Stored data start

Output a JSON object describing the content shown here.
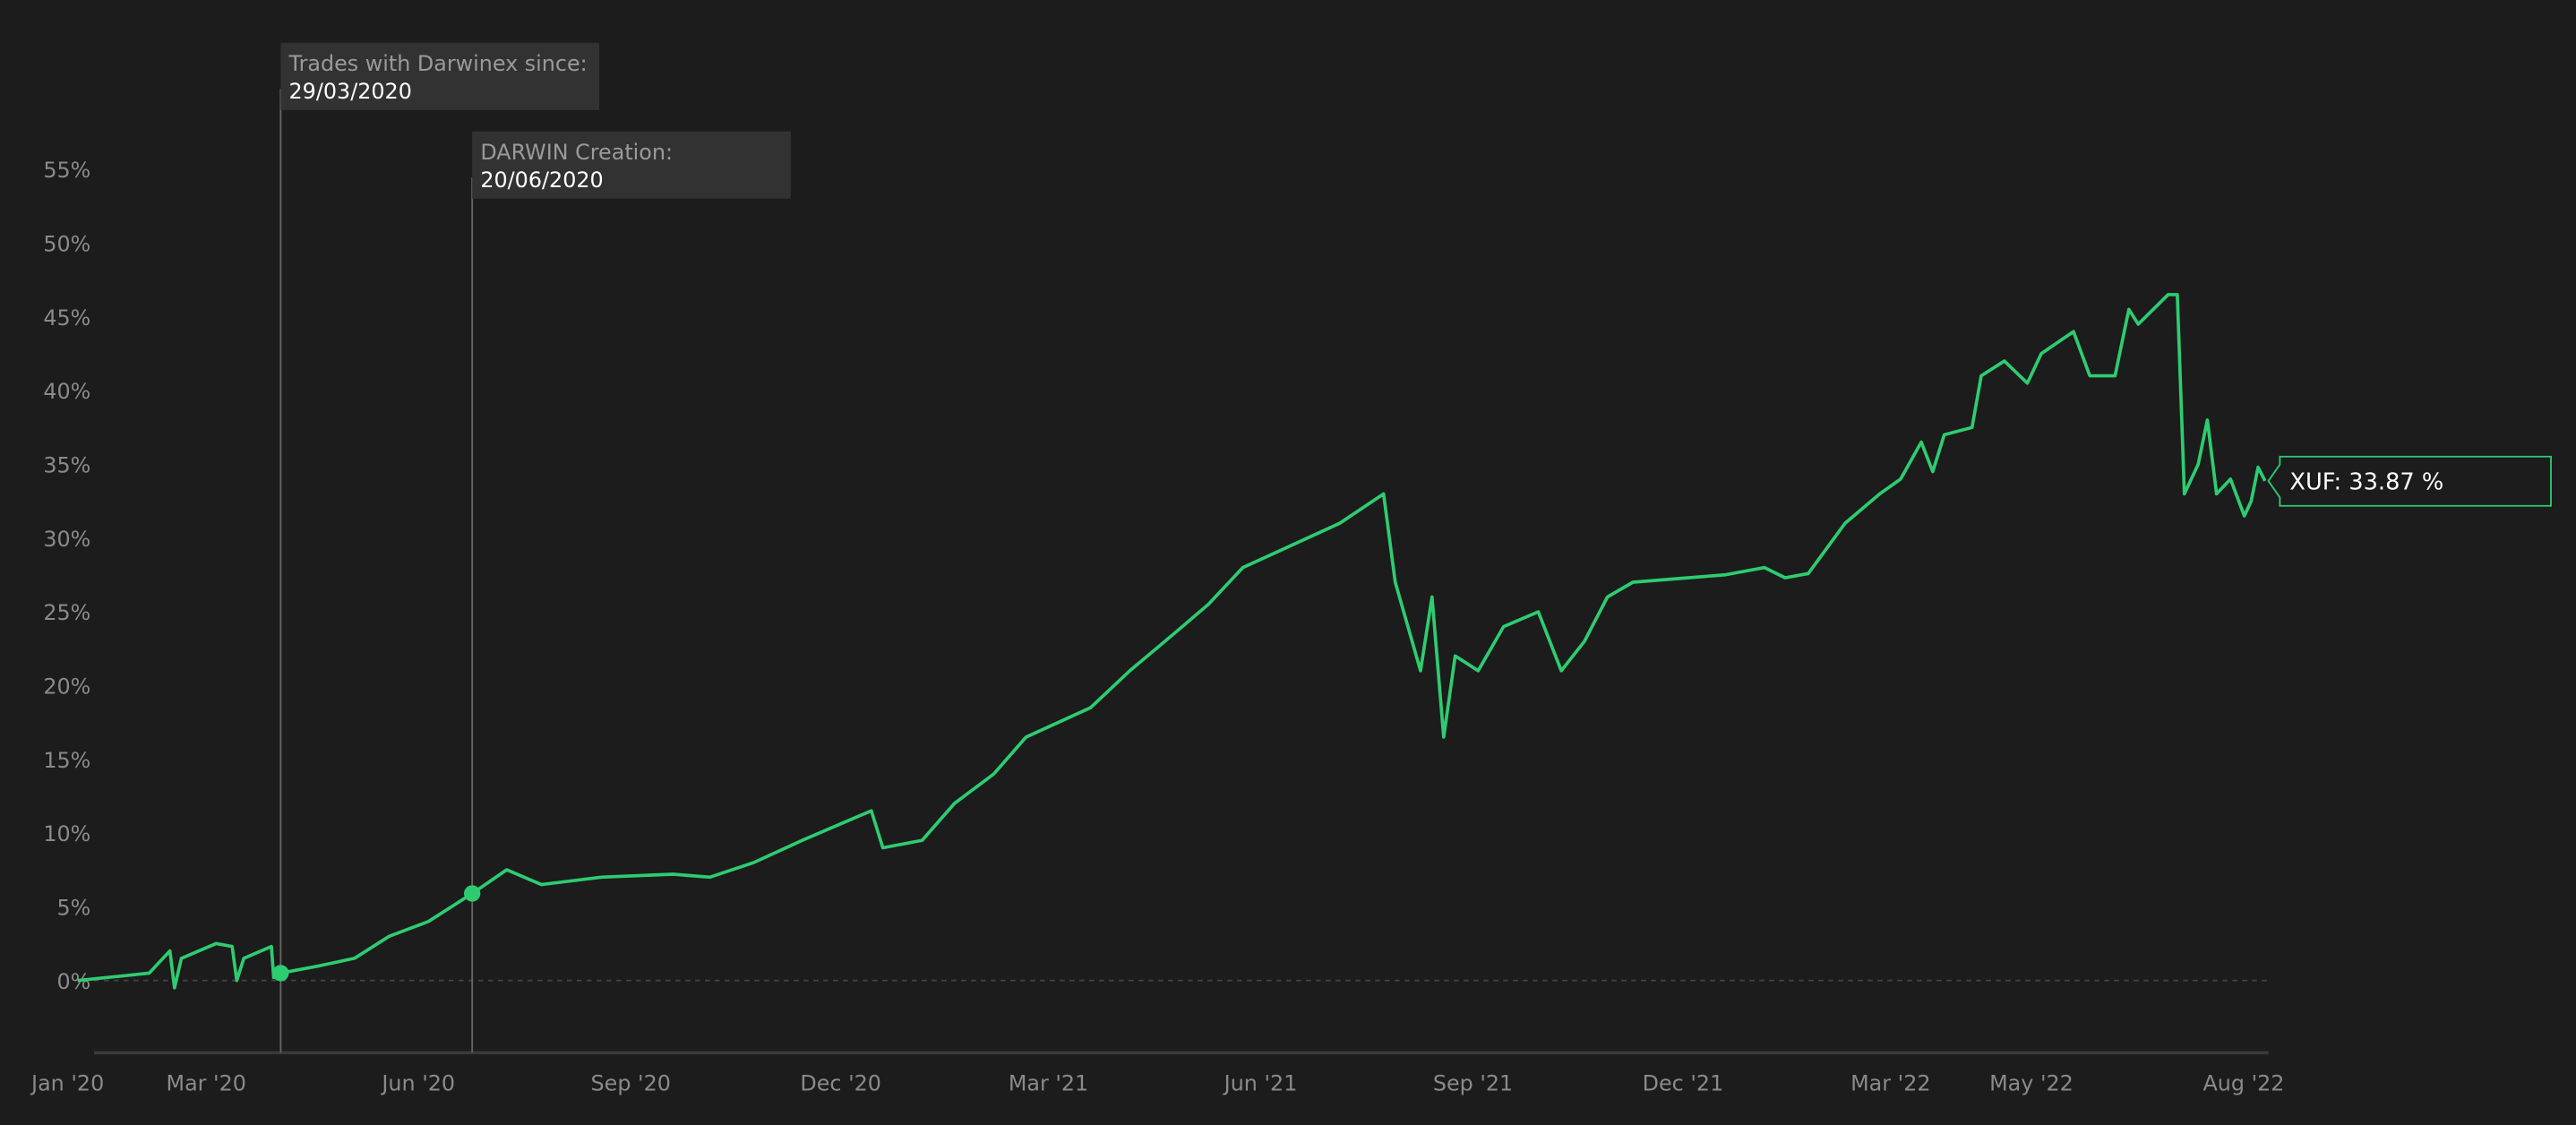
{
  "chart_data": {
    "type": "line",
    "title": "",
    "xlabel": "",
    "ylabel": "",
    "ylim": [
      -5,
      58
    ],
    "xlim": [
      "2020-01-01",
      "2022-08-06"
    ],
    "grid": false,
    "line_color": "#2ecc71",
    "y_ticks": [
      "0%",
      "5%",
      "10%",
      "15%",
      "20%",
      "25%",
      "30%",
      "35%",
      "40%",
      "45%",
      "50%",
      "55%"
    ],
    "y_tick_values": [
      0,
      5,
      10,
      15,
      20,
      25,
      30,
      35,
      40,
      45,
      50,
      55
    ],
    "x_ticks": [
      {
        "label": "Jan '20",
        "date": "2020-01-01"
      },
      {
        "label": "Mar '20",
        "date": "2020-03-01"
      },
      {
        "label": "Jun '20",
        "date": "2020-06-01"
      },
      {
        "label": "Sep '20",
        "date": "2020-09-01"
      },
      {
        "label": "Dec '20",
        "date": "2020-12-01"
      },
      {
        "label": "Mar '21",
        "date": "2021-03-01"
      },
      {
        "label": "Jun '21",
        "date": "2021-06-01"
      },
      {
        "label": "Sep '21",
        "date": "2021-09-01"
      },
      {
        "label": "Dec '21",
        "date": "2021-12-01"
      },
      {
        "label": "Mar '22",
        "date": "2022-03-01"
      },
      {
        "label": "May '22",
        "date": "2022-05-01"
      },
      {
        "label": "Aug '22",
        "date": "2022-08-01"
      }
    ],
    "annotations": [
      {
        "label": "Trades with Darwinex since:",
        "value": "29/03/2020",
        "date": "2020-03-29",
        "y": 0.5
      },
      {
        "label": "DARWIN Creation:",
        "value": "20/06/2020",
        "date": "2020-06-20",
        "y": 5.9
      }
    ],
    "tooltip": {
      "text": "XUF: 33.87 %",
      "date": "2022-08-06",
      "y": 33.87
    },
    "series": [
      {
        "x": [
          "2020-01-01",
          "2020-01-20",
          "2020-02-01",
          "2020-02-10",
          "2020-02-12",
          "2020-02-15",
          "2020-03-01",
          "2020-03-08",
          "2020-03-10",
          "2020-03-13",
          "2020-03-25",
          "2020-03-26",
          "2020-03-29",
          "2020-04-15",
          "2020-04-30",
          "2020-05-15",
          "2020-06-01",
          "2020-06-20",
          "2020-07-05",
          "2020-07-20",
          "2020-08-15",
          "2020-09-15",
          "2020-10-01",
          "2020-10-20",
          "2020-11-10",
          "2020-11-25",
          "2020-12-10",
          "2020-12-15",
          "2021-01-01",
          "2021-01-15",
          "2021-02-01",
          "2021-02-15",
          "2021-03-01",
          "2021-03-15",
          "2021-04-01",
          "2021-04-20",
          "2021-05-05",
          "2021-05-20",
          "2021-06-10",
          "2021-07-01",
          "2021-07-20",
          "2021-07-25",
          "2021-08-05",
          "2021-08-10",
          "2021-08-15",
          "2021-08-20",
          "2021-08-30",
          "2021-09-10",
          "2021-09-25",
          "2021-10-05",
          "2021-10-15",
          "2021-10-25",
          "2021-11-05",
          "2021-12-15",
          "2022-01-01",
          "2022-01-10",
          "2022-01-20",
          "2022-02-05",
          "2022-02-20",
          "2022-03-01",
          "2022-03-10",
          "2022-03-15",
          "2022-03-20",
          "2022-04-01",
          "2022-04-05",
          "2022-04-15",
          "2022-04-25",
          "2022-05-01",
          "2022-05-15",
          "2022-05-22",
          "2022-06-02",
          "2022-06-08",
          "2022-06-12",
          "2022-06-25",
          "2022-06-29",
          "2022-07-02",
          "2022-07-08",
          "2022-07-12",
          "2022-07-16",
          "2022-07-22",
          "2022-07-28",
          "2022-07-31",
          "2022-08-03",
          "2022-08-06"
        ],
        "values": [
          0,
          0.3,
          0.5,
          2,
          -0.5,
          1.5,
          2.5,
          2.3,
          0,
          1.5,
          2.3,
          0.2,
          0.5,
          1,
          1.5,
          3,
          4,
          5.9,
          7.5,
          6.5,
          7,
          7.2,
          7,
          8,
          9.5,
          10.5,
          11.5,
          9,
          9.5,
          12,
          14,
          16.5,
          17.5,
          18.5,
          21,
          23.5,
          25.5,
          28,
          29.5,
          31,
          33,
          27,
          21,
          26,
          16.5,
          22,
          21,
          24,
          25,
          21,
          23,
          26,
          27,
          27.5,
          28,
          27.3,
          27.6,
          31,
          33,
          34,
          36.5,
          34.5,
          37,
          37.5,
          41,
          42,
          40.5,
          42.5,
          44,
          41,
          41,
          45.5,
          44.5,
          46.5,
          46.5,
          33,
          35,
          38,
          33,
          34,
          31.5,
          32.5,
          34.8,
          33.87
        ]
      }
    ]
  }
}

Stored data end

# Exercise details:
Give an exact reproduction of every line, leaving out any picture.

# Completed task:
Output a JSON object describing the content shown here.
{
  "chart_data": {
    "type": "line",
    "title": "",
    "xlabel": "",
    "ylabel": "",
    "ylim": [
      -5,
      58
    ],
    "xlim": [
      "2020-01-01",
      "2022-08-06"
    ],
    "grid": false,
    "line_color": "#2ecc71",
    "y_ticks": [
      "0%",
      "5%",
      "10%",
      "15%",
      "20%",
      "25%",
      "30%",
      "35%",
      "40%",
      "45%",
      "50%",
      "55%"
    ],
    "y_tick_values": [
      0,
      5,
      10,
      15,
      20,
      25,
      30,
      35,
      40,
      45,
      50,
      55
    ],
    "x_ticks": [
      {
        "label": "Jan '20",
        "date": "2020-01-01"
      },
      {
        "label": "Mar '20",
        "date": "2020-03-01"
      },
      {
        "label": "Jun '20",
        "date": "2020-06-01"
      },
      {
        "label": "Sep '20",
        "date": "2020-09-01"
      },
      {
        "label": "Dec '20",
        "date": "2020-12-01"
      },
      {
        "label": "Mar '21",
        "date": "2021-03-01"
      },
      {
        "label": "Jun '21",
        "date": "2021-06-01"
      },
      {
        "label": "Sep '21",
        "date": "2021-09-01"
      },
      {
        "label": "Dec '21",
        "date": "2021-12-01"
      },
      {
        "label": "Mar '22",
        "date": "2022-03-01"
      },
      {
        "label": "May '22",
        "date": "2022-05-01"
      },
      {
        "label": "Aug '22",
        "date": "2022-08-01"
      }
    ],
    "annotations": [
      {
        "label": "Trades with Darwinex since:",
        "value": "29/03/2020",
        "date": "2020-03-29",
        "y": 0.5
      },
      {
        "label": "DARWIN Creation:",
        "value": "20/06/2020",
        "date": "2020-06-20",
        "y": 5.9
      }
    ],
    "tooltip": {
      "text": "XUF: 33.87 %",
      "date": "2022-08-06",
      "y": 33.87
    },
    "series": [
      {
        "x": [
          "2020-01-01",
          "2020-01-20",
          "2020-02-01",
          "2020-02-10",
          "2020-02-12",
          "2020-02-15",
          "2020-03-01",
          "2020-03-08",
          "2020-03-10",
          "2020-03-13",
          "2020-03-25",
          "2020-03-26",
          "2020-03-29",
          "2020-04-15",
          "2020-04-30",
          "2020-05-15",
          "2020-06-01",
          "2020-06-20",
          "2020-07-05",
          "2020-07-20",
          "2020-08-15",
          "2020-09-15",
          "2020-10-01",
          "2020-10-20",
          "2020-11-10",
          "2020-11-25",
          "2020-12-10",
          "2020-12-15",
          "2021-01-01",
          "2021-01-15",
          "2021-02-01",
          "2021-02-15",
          "2021-03-01",
          "2021-03-15",
          "2021-04-01",
          "2021-04-20",
          "2021-05-05",
          "2021-05-20",
          "2021-06-10",
          "2021-07-01",
          "2021-07-20",
          "2021-07-25",
          "2021-08-05",
          "2021-08-10",
          "2021-08-15",
          "2021-08-20",
          "2021-08-30",
          "2021-09-10",
          "2021-09-25",
          "2021-10-05",
          "2021-10-15",
          "2021-10-25",
          "2021-11-05",
          "2021-12-15",
          "2022-01-01",
          "2022-01-10",
          "2022-01-20",
          "2022-02-05",
          "2022-02-20",
          "2022-03-01",
          "2022-03-10",
          "2022-03-15",
          "2022-03-20",
          "2022-04-01",
          "2022-04-05",
          "2022-04-15",
          "2022-04-25",
          "2022-05-01",
          "2022-05-15",
          "2022-05-22",
          "2022-06-02",
          "2022-06-08",
          "2022-06-12",
          "2022-06-25",
          "2022-06-29",
          "2022-07-02",
          "2022-07-08",
          "2022-07-12",
          "2022-07-16",
          "2022-07-22",
          "2022-07-28",
          "2022-07-31",
          "2022-08-03",
          "2022-08-06"
        ],
        "values": [
          0,
          0.3,
          0.5,
          2,
          -0.5,
          1.5,
          2.5,
          2.3,
          0,
          1.5,
          2.3,
          0.2,
          0.5,
          1,
          1.5,
          3,
          4,
          5.9,
          7.5,
          6.5,
          7,
          7.2,
          7,
          8,
          9.5,
          10.5,
          11.5,
          9,
          9.5,
          12,
          14,
          16.5,
          17.5,
          18.5,
          21,
          23.5,
          25.5,
          28,
          29.5,
          31,
          33,
          27,
          21,
          26,
          16.5,
          22,
          21,
          24,
          25,
          21,
          23,
          26,
          27,
          27.5,
          28,
          27.3,
          27.6,
          31,
          33,
          34,
          36.5,
          34.5,
          37,
          37.5,
          41,
          42,
          40.5,
          42.5,
          44,
          41,
          41,
          45.5,
          44.5,
          46.5,
          46.5,
          33,
          35,
          38,
          33,
          34,
          31.5,
          32.5,
          34.8,
          33.87
        ]
      }
    ]
  }
}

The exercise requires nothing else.